Aim: Pictures do not belong in the copy; quote every entry below exactly.

Supplied data:
◆ ◆ ◆ ◆ ◆

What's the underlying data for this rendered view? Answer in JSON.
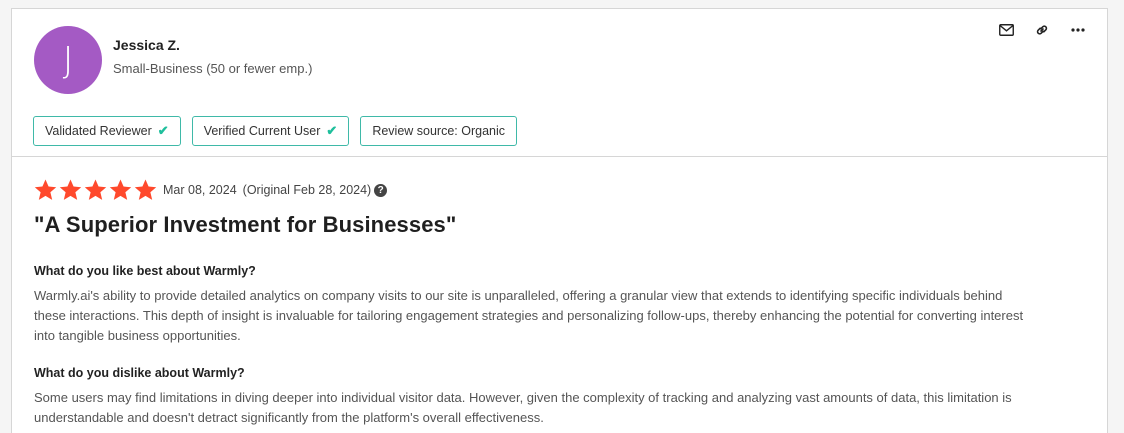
{
  "reviewer": {
    "initial": "J",
    "name": "Jessica Z.",
    "segment": "Small-Business (50 or fewer emp.)",
    "avatar_color": "#a45ac4"
  },
  "actions": [
    "mail-icon",
    "link-icon",
    "more-icon"
  ],
  "badges": [
    {
      "label": "Validated Reviewer",
      "check": "✔"
    },
    {
      "label": "Verified Current User",
      "check": "✔"
    },
    {
      "label": "Review source: Organic"
    }
  ],
  "review": {
    "rating": 5,
    "star_color": "#ff492c",
    "date": "Mar 08, 2024",
    "original_date": "(Original Feb 28, 2024)",
    "help_icon": "?",
    "title": "\"A Superior Investment for Businesses\"",
    "questions": [
      {
        "question": "What do you like best about Warmly?",
        "answer": "Warmly.ai's ability to provide detailed analytics on company visits to our site is unparalleled, offering a granular view that extends to identifying specific individuals behind these interactions. This depth of insight is invaluable for tailoring engagement strategies and personalizing follow-ups, thereby enhancing the potential for converting interest into tangible business opportunities."
      },
      {
        "question": "What do you dislike about Warmly?",
        "answer": "Some users may find limitations in diving deeper into individual visitor data. However, given the complexity of tracking and analyzing vast amounts of data, this limitation is understandable and doesn't detract significantly from the platform's overall effectiveness."
      }
    ]
  },
  "colors": {
    "badge_border": "#3fb9a8",
    "check": "#1fbf9c"
  }
}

◆ ◆ ◆ ◆ ◆

Final answer:
What's the underlying data for this rendered view? Answer in JSON.
{
  "reviewer": {
    "initial": "J",
    "name": "Jessica Z.",
    "segment": "Small-Business (50 or fewer emp.)",
    "avatar_color": "#a45ac4"
  },
  "actions": [
    "mail-icon",
    "link-icon",
    "more-icon"
  ],
  "badges": [
    {
      "label": "Validated Reviewer",
      "check": "✔"
    },
    {
      "label": "Verified Current User",
      "check": "✔"
    },
    {
      "label": "Review source: Organic"
    }
  ],
  "review": {
    "rating": 5,
    "star_color": "#ff492c",
    "date": "Mar 08, 2024",
    "original_date": "(Original Feb 28, 2024)",
    "help_icon": "?",
    "title": "\"A Superior Investment for Businesses\"",
    "questions": [
      {
        "question": "What do you like best about Warmly?",
        "answer": "Warmly.ai's ability to provide detailed analytics on company visits to our site is unparalleled, offering a granular view that extends to identifying specific individuals behind these interactions. This depth of insight is invaluable for tailoring engagement strategies and personalizing follow-ups, thereby enhancing the potential for converting interest into tangible business opportunities."
      },
      {
        "question": "What do you dislike about Warmly?",
        "answer": "Some users may find limitations in diving deeper into individual visitor data. However, given the complexity of tracking and analyzing vast amounts of data, this limitation is understandable and doesn't detract significantly from the platform's overall effectiveness."
      }
    ]
  },
  "colors": {
    "badge_border": "#3fb9a8",
    "check": "#1fbf9c"
  }
}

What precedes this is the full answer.